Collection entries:
=-=-=-=-=

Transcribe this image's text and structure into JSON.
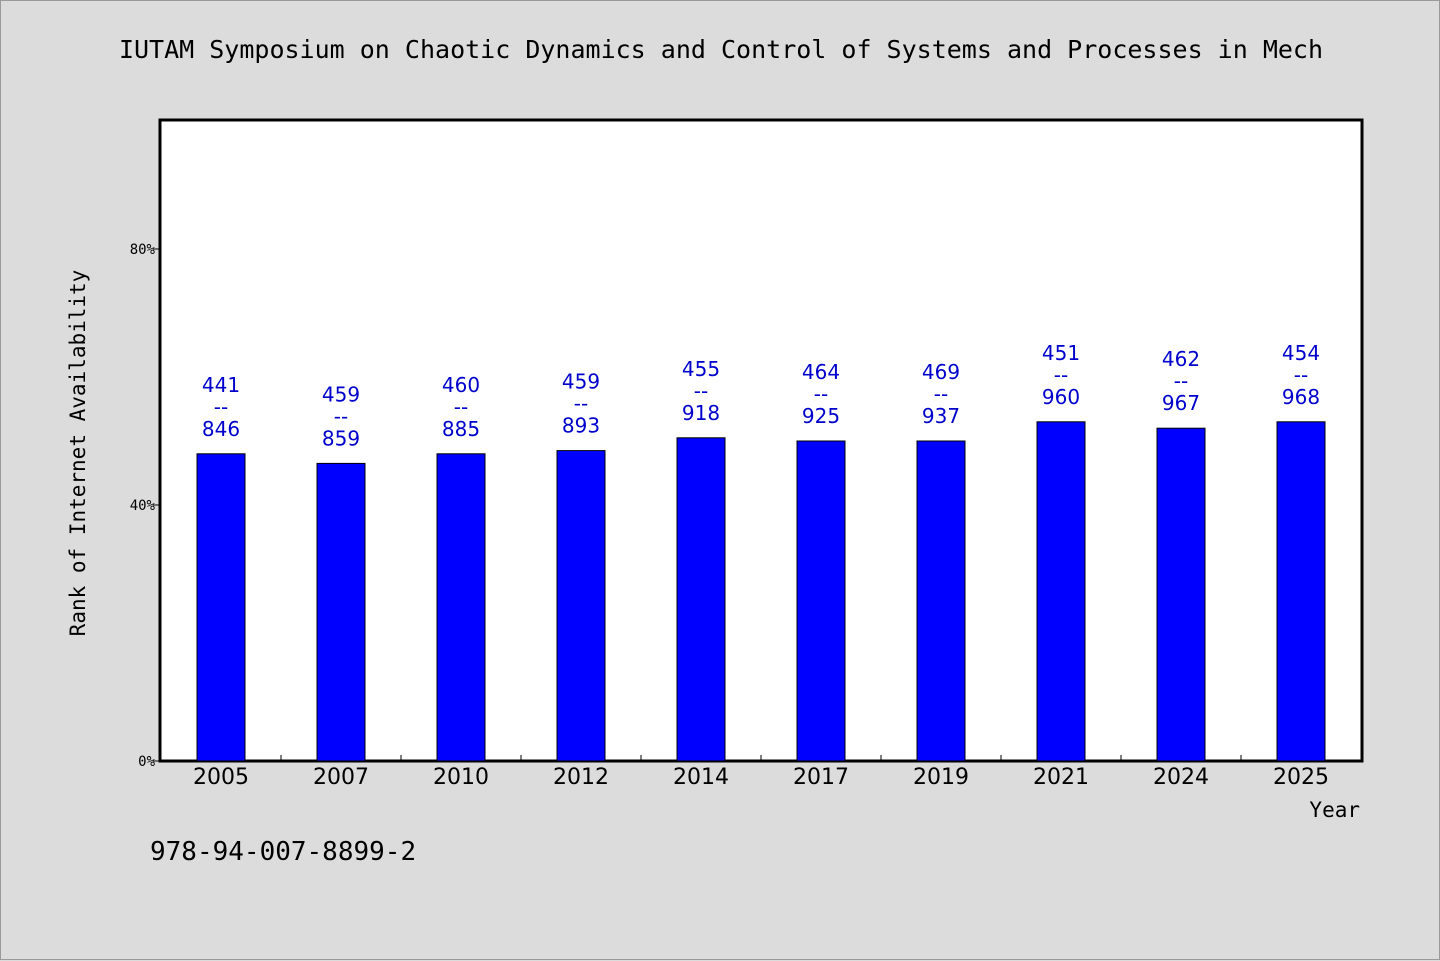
{
  "chart_data": {
    "type": "bar",
    "title": "IUTAM Symposium on Chaotic Dynamics and Control of Systems and Processes in Mech",
    "xlabel": "Year",
    "ylabel": "Rank of Internet Availability",
    "categories": [
      "2005",
      "2007",
      "2010",
      "2012",
      "2014",
      "2017",
      "2019",
      "2021",
      "2024",
      "2025"
    ],
    "values": [
      48,
      46.5,
      48,
      48.5,
      50.5,
      50,
      50,
      53,
      52,
      53
    ],
    "data_labels": [
      {
        "top": "441",
        "sep": "--",
        "bottom": "846"
      },
      {
        "top": "459",
        "sep": "--",
        "bottom": "859"
      },
      {
        "top": "460",
        "sep": "--",
        "bottom": "885"
      },
      {
        "top": "459",
        "sep": "--",
        "bottom": "893"
      },
      {
        "top": "455",
        "sep": "--",
        "bottom": "918"
      },
      {
        "top": "464",
        "sep": "--",
        "bottom": "925"
      },
      {
        "top": "469",
        "sep": "--",
        "bottom": "937"
      },
      {
        "top": "451",
        "sep": "--",
        "bottom": "960"
      },
      {
        "top": "462",
        "sep": "--",
        "bottom": "967"
      },
      {
        "top": "454",
        "sep": "--",
        "bottom": "968"
      }
    ],
    "yticks": [
      0,
      40,
      80
    ],
    "ytick_labels": [
      "0%",
      "40%",
      "80%"
    ],
    "ylim": [
      0,
      100
    ],
    "grid": false,
    "legend": "none",
    "bar_color": "#0000ff",
    "label_color": "#0000cc"
  },
  "footer": {
    "isbn": "978-94-007-8899-2"
  }
}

=-=-=-=-=

WHAT YOU WILL DO
Without the pictures, retype the whole of the material above exactly.

PROBLEM SOLUTION
Transcribe this image's text and structure into JSON.
{
  "chart_data": {
    "type": "bar",
    "title": "IUTAM Symposium on Chaotic Dynamics and Control of Systems and Processes in Mech",
    "xlabel": "Year",
    "ylabel": "Rank of Internet Availability",
    "categories": [
      "2005",
      "2007",
      "2010",
      "2012",
      "2014",
      "2017",
      "2019",
      "2021",
      "2024",
      "2025"
    ],
    "values": [
      48,
      46.5,
      48,
      48.5,
      50.5,
      50,
      50,
      53,
      52,
      53
    ],
    "data_labels": [
      {
        "top": "441",
        "sep": "--",
        "bottom": "846"
      },
      {
        "top": "459",
        "sep": "--",
        "bottom": "859"
      },
      {
        "top": "460",
        "sep": "--",
        "bottom": "885"
      },
      {
        "top": "459",
        "sep": "--",
        "bottom": "893"
      },
      {
        "top": "455",
        "sep": "--",
        "bottom": "918"
      },
      {
        "top": "464",
        "sep": "--",
        "bottom": "925"
      },
      {
        "top": "469",
        "sep": "--",
        "bottom": "937"
      },
      {
        "top": "451",
        "sep": "--",
        "bottom": "960"
      },
      {
        "top": "462",
        "sep": "--",
        "bottom": "967"
      },
      {
        "top": "454",
        "sep": "--",
        "bottom": "968"
      }
    ],
    "yticks": [
      0,
      40,
      80
    ],
    "ytick_labels": [
      "0%",
      "40%",
      "80%"
    ],
    "ylim": [
      0,
      100
    ],
    "grid": false,
    "legend": "none",
    "bar_color": "#0000ff",
    "label_color": "#0000cc"
  },
  "footer": {
    "isbn": "978-94-007-8899-2"
  }
}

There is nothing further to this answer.